[Dataset rows]

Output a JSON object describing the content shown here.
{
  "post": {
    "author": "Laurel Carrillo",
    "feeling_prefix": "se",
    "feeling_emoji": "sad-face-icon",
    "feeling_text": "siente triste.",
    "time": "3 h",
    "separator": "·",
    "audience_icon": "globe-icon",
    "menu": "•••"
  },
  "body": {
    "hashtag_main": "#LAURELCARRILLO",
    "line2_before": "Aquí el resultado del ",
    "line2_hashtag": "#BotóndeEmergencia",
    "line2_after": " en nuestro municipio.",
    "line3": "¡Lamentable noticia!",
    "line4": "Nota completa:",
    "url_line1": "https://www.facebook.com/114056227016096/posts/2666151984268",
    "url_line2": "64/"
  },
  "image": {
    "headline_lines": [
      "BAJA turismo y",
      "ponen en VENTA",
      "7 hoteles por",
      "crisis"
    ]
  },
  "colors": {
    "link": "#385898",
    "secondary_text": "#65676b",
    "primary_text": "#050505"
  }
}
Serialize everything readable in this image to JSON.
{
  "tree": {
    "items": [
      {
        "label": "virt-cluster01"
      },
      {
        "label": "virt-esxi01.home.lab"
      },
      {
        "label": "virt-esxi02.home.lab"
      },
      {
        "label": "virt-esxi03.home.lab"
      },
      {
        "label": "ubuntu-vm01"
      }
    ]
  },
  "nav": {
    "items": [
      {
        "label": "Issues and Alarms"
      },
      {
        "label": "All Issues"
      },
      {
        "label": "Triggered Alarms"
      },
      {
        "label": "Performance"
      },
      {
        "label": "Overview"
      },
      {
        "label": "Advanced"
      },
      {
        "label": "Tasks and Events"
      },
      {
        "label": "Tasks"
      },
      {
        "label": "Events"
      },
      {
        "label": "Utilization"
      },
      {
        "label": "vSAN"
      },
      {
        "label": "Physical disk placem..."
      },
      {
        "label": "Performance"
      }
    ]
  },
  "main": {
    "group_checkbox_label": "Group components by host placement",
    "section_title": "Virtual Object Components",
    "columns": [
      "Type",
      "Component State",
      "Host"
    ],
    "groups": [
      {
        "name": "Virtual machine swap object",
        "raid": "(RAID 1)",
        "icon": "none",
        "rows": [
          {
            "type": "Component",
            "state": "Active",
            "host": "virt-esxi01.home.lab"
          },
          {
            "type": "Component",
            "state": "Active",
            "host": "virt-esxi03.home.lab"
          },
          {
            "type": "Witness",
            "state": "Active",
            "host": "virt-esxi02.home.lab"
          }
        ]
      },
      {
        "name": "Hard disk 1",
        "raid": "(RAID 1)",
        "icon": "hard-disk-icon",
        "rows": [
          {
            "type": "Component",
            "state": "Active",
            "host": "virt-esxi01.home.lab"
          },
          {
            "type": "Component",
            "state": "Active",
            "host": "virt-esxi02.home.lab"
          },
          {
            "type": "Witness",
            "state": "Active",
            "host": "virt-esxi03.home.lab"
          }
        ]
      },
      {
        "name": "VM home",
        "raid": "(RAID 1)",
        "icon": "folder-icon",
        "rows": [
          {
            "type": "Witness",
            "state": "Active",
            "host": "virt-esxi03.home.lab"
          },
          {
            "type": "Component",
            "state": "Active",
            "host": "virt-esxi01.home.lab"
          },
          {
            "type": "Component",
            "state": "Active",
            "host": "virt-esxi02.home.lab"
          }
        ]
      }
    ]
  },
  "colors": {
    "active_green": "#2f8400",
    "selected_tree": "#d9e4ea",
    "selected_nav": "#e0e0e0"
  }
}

Work required: Reproduce every record, matching each line exactly.

Expected answer:
Output a JSON object describing the content shown here.
{
  "post": {
    "author": "Laurel Carrillo",
    "feeling_prefix": "se",
    "feeling_emoji": "sad-face-icon",
    "feeling_text": "siente triste.",
    "time": "3 h",
    "separator": "·",
    "audience_icon": "globe-icon",
    "menu": "•••"
  },
  "body": {
    "hashtag_main": "#LAURELCARRILLO",
    "line2_before": "Aquí el resultado del ",
    "line2_hashtag": "#BotóndeEmergencia",
    "line2_after": " en nuestro municipio.",
    "line3": "¡Lamentable noticia!",
    "line4": "Nota completa:",
    "url_line1": "https://www.facebook.com/114056227016096/posts/2666151984268",
    "url_line2": "64/"
  },
  "image": {
    "headline_lines": [
      "BAJA turismo y",
      "ponen en VENTA",
      "7 hoteles por",
      "crisis"
    ]
  },
  "colors": {
    "link": "#385898",
    "secondary_text": "#65676b",
    "primary_text": "#050505"
  }
}
Serialize everything readable in this image to JSON.
{
  "tree": {
    "items": [
      {
        "label": "virt-cluster01"
      },
      {
        "label": "virt-esxi01.home.lab"
      },
      {
        "label": "virt-esxi02.home.lab"
      },
      {
        "label": "virt-esxi03.home.lab"
      },
      {
        "label": "ubuntu-vm01"
      }
    ]
  },
  "nav": {
    "items": [
      {
        "label": "Issues and Alarms"
      },
      {
        "label": "All Issues"
      },
      {
        "label": "Triggered Alarms"
      },
      {
        "label": "Performance"
      },
      {
        "label": "Overview"
      },
      {
        "label": "Advanced"
      },
      {
        "label": "Tasks and Events"
      },
      {
        "label": "Tasks"
      },
      {
        "label": "Events"
      },
      {
        "label": "Utilization"
      },
      {
        "label": "vSAN"
      },
      {
        "label": "Physical disk placem..."
      },
      {
        "label": "Performance"
      }
    ]
  },
  "main": {
    "group_checkbox_label": "Group components by host placement",
    "section_title": "Virtual Object Components",
    "columns": [
      "Type",
      "Component State",
      "Host"
    ],
    "groups": [
      {
        "name": "Virtual machine swap object",
        "raid": "(RAID 1)",
        "icon": "none",
        "rows": [
          {
            "type": "Component",
            "state": "Active",
            "host": "virt-esxi01.home.lab"
          },
          {
            "type": "Component",
            "state": "Active",
            "host": "virt-esxi03.home.lab"
          },
          {
            "type": "Witness",
            "state": "Active",
            "host": "virt-esxi02.home.lab"
          }
        ]
      },
      {
        "name": "Hard disk 1",
        "raid": "(RAID 1)",
        "icon": "hard-disk-icon",
        "rows": [
          {
            "type": "Component",
            "state": "Active",
            "host": "virt-esxi01.home.lab"
          },
          {
            "type": "Component",
            "state": "Active",
            "host": "virt-esxi02.home.lab"
          },
          {
            "type": "Witness",
            "state": "Active",
            "host": "virt-esxi03.home.lab"
          }
        ]
      },
      {
        "name": "VM home",
        "raid": "(RAID 1)",
        "icon": "folder-icon",
        "rows": [
          {
            "type": "Witness",
            "state": "Active",
            "host": "virt-esxi03.home.lab"
          },
          {
            "type": "Component",
            "state": "Active",
            "host": "virt-esxi01.home.lab"
          },
          {
            "type": "Component",
            "state": "Active",
            "host": "virt-esxi02.home.lab"
          }
        ]
      }
    ]
  },
  "colors": {
    "active_green": "#2f8400",
    "selected_tree": "#d9e4ea",
    "selected_nav": "#e0e0e0"
  }
}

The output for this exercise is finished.